» **STATED TASK**
Would you quote the material below in full and unchanged?

» **DATA ENTRIES**

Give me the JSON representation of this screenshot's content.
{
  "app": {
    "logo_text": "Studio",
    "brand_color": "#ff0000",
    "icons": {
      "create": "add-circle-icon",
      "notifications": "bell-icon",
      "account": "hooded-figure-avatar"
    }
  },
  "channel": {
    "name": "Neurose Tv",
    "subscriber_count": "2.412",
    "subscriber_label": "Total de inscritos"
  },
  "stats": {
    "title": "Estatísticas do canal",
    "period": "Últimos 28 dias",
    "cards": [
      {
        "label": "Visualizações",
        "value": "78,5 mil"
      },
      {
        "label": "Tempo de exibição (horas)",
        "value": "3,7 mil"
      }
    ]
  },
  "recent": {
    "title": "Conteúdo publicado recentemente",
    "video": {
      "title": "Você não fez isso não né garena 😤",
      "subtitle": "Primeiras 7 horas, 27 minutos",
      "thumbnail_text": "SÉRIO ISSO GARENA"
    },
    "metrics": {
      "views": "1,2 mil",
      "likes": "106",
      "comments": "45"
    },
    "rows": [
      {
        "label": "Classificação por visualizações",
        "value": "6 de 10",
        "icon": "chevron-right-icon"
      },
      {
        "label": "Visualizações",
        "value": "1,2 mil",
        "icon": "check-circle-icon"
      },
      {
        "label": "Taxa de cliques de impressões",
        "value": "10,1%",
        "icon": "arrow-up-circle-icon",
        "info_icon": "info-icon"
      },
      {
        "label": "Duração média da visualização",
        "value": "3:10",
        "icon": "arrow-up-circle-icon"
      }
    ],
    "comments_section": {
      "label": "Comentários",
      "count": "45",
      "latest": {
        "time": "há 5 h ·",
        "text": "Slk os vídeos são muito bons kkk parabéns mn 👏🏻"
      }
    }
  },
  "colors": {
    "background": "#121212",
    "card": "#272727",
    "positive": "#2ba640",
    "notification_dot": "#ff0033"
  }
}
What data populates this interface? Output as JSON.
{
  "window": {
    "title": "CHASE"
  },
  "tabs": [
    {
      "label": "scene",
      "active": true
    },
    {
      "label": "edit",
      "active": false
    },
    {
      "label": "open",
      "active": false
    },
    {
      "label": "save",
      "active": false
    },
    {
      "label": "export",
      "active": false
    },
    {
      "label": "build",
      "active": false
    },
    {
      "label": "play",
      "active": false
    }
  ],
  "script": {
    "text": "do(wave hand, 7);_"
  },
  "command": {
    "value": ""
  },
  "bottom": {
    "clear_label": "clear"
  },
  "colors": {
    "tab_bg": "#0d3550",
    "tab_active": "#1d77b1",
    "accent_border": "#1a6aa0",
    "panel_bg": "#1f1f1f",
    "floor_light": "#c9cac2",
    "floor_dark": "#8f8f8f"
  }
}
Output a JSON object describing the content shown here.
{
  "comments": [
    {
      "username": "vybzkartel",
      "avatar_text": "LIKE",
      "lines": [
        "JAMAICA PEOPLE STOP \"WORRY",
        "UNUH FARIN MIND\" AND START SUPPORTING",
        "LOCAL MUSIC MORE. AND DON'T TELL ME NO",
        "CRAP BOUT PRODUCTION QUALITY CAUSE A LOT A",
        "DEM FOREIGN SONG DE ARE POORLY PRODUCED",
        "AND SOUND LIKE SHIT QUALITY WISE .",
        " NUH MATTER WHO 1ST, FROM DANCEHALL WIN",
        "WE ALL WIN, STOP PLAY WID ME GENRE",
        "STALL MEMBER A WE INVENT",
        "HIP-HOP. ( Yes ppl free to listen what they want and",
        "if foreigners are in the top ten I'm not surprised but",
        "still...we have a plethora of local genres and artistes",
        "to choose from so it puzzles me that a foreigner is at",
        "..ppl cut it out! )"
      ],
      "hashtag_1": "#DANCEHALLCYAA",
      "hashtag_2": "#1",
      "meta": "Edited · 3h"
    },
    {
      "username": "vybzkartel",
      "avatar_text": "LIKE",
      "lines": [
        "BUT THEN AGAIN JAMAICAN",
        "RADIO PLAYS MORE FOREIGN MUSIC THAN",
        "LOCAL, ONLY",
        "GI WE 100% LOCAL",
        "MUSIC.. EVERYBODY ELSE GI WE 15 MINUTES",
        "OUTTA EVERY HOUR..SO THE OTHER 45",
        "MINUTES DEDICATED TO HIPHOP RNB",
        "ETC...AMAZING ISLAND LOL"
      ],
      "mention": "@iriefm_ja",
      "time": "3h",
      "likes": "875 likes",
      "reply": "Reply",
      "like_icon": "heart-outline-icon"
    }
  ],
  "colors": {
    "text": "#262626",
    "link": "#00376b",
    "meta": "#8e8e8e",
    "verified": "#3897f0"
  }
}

» **WRITTEN SOLUTION**
Give me the JSON representation of this screenshot's content.
{
  "app": {
    "logo_text": "Studio",
    "brand_color": "#ff0000",
    "icons": {
      "create": "add-circle-icon",
      "notifications": "bell-icon",
      "account": "hooded-figure-avatar"
    }
  },
  "channel": {
    "name": "Neurose Tv",
    "subscriber_count": "2.412",
    "subscriber_label": "Total de inscritos"
  },
  "stats": {
    "title": "Estatísticas do canal",
    "period": "Últimos 28 dias",
    "cards": [
      {
        "label": "Visualizações",
        "value": "78,5 mil"
      },
      {
        "label": "Tempo de exibição (horas)",
        "value": "3,7 mil"
      }
    ]
  },
  "recent": {
    "title": "Conteúdo publicado recentemente",
    "video": {
      "title": "Você não fez isso não né garena 😤",
      "subtitle": "Primeiras 7 horas, 27 minutos",
      "thumbnail_text": "SÉRIO ISSO GARENA"
    },
    "metrics": {
      "views": "1,2 mil",
      "likes": "106",
      "comments": "45"
    },
    "rows": [
      {
        "label": "Classificação por visualizações",
        "value": "6 de 10",
        "icon": "chevron-right-icon"
      },
      {
        "label": "Visualizações",
        "value": "1,2 mil",
        "icon": "check-circle-icon"
      },
      {
        "label": "Taxa de cliques de impressões",
        "value": "10,1%",
        "icon": "arrow-up-circle-icon",
        "info_icon": "info-icon"
      },
      {
        "label": "Duração média da visualização",
        "value": "3:10",
        "icon": "arrow-up-circle-icon"
      }
    ],
    "comments_section": {
      "label": "Comentários",
      "count": "45",
      "latest": {
        "time": "há 5 h ·",
        "text": "Slk os vídeos são muito bons kkk parabéns mn 👏🏻"
      }
    }
  },
  "colors": {
    "background": "#121212",
    "card": "#272727",
    "positive": "#2ba640",
    "notification_dot": "#ff0033"
  }
}
What data populates this interface? Output as JSON.
{
  "window": {
    "title": "CHASE"
  },
  "tabs": [
    {
      "label": "scene",
      "active": true
    },
    {
      "label": "edit",
      "active": false
    },
    {
      "label": "open",
      "active": false
    },
    {
      "label": "save",
      "active": false
    },
    {
      "label": "export",
      "active": false
    },
    {
      "label": "build",
      "active": false
    },
    {
      "label": "play",
      "active": false
    }
  ],
  "script": {
    "text": "do(wave hand, 7);_"
  },
  "command": {
    "value": ""
  },
  "bottom": {
    "clear_label": "clear"
  },
  "colors": {
    "tab_bg": "#0d3550",
    "tab_active": "#1d77b1",
    "accent_border": "#1a6aa0",
    "panel_bg": "#1f1f1f",
    "floor_light": "#c9cac2",
    "floor_dark": "#8f8f8f"
  }
}
Output a JSON object describing the content shown here.
{
  "comments": [
    {
      "username": "vybzkartel",
      "avatar_text": "LIKE",
      "lines": [
        "JAMAICA PEOPLE STOP \"WORRY",
        "UNUH FARIN MIND\" AND START SUPPORTING",
        "LOCAL MUSIC MORE. AND DON'T TELL ME NO",
        "CRAP BOUT PRODUCTION QUALITY CAUSE A LOT A",
        "DEM FOREIGN SONG DE ARE POORLY PRODUCED",
        "AND SOUND LIKE SHIT QUALITY WISE .",
        " NUH MATTER WHO 1ST, FROM DANCEHALL WIN",
        "WE ALL WIN, STOP PLAY WID ME GENRE",
        "STALL MEMBER A WE INVENT",
        "HIP-HOP. ( Yes ppl free to listen what they want and",
        "if foreigners are in the top ten I'm not surprised but",
        "still...we have a plethora of local genres and artistes",
        "to choose from so it puzzles me that a foreigner is at",
        "..ppl cut it out! )"
      ],
      "hashtag_1": "#DANCEHALLCYAA",
      "hashtag_2": "#1",
      "meta": "Edited · 3h"
    },
    {
      "username": "vybzkartel",
      "avatar_text": "LIKE",
      "lines": [
        "BUT THEN AGAIN JAMAICAN",
        "RADIO PLAYS MORE FOREIGN MUSIC THAN",
        "LOCAL, ONLY",
        "GI WE 100% LOCAL",
        "MUSIC.. EVERYBODY ELSE GI WE 15 MINUTES",
        "OUTTA EVERY HOUR..SO THE OTHER 45",
        "MINUTES DEDICATED TO HIPHOP RNB",
        "ETC...AMAZING ISLAND LOL"
      ],
      "mention": "@iriefm_ja",
      "time": "3h",
      "likes": "875 likes",
      "reply": "Reply",
      "like_icon": "heart-outline-icon"
    }
  ],
  "colors": {
    "text": "#262626",
    "link": "#00376b",
    "meta": "#8e8e8e",
    "verified": "#3897f0"
  }
}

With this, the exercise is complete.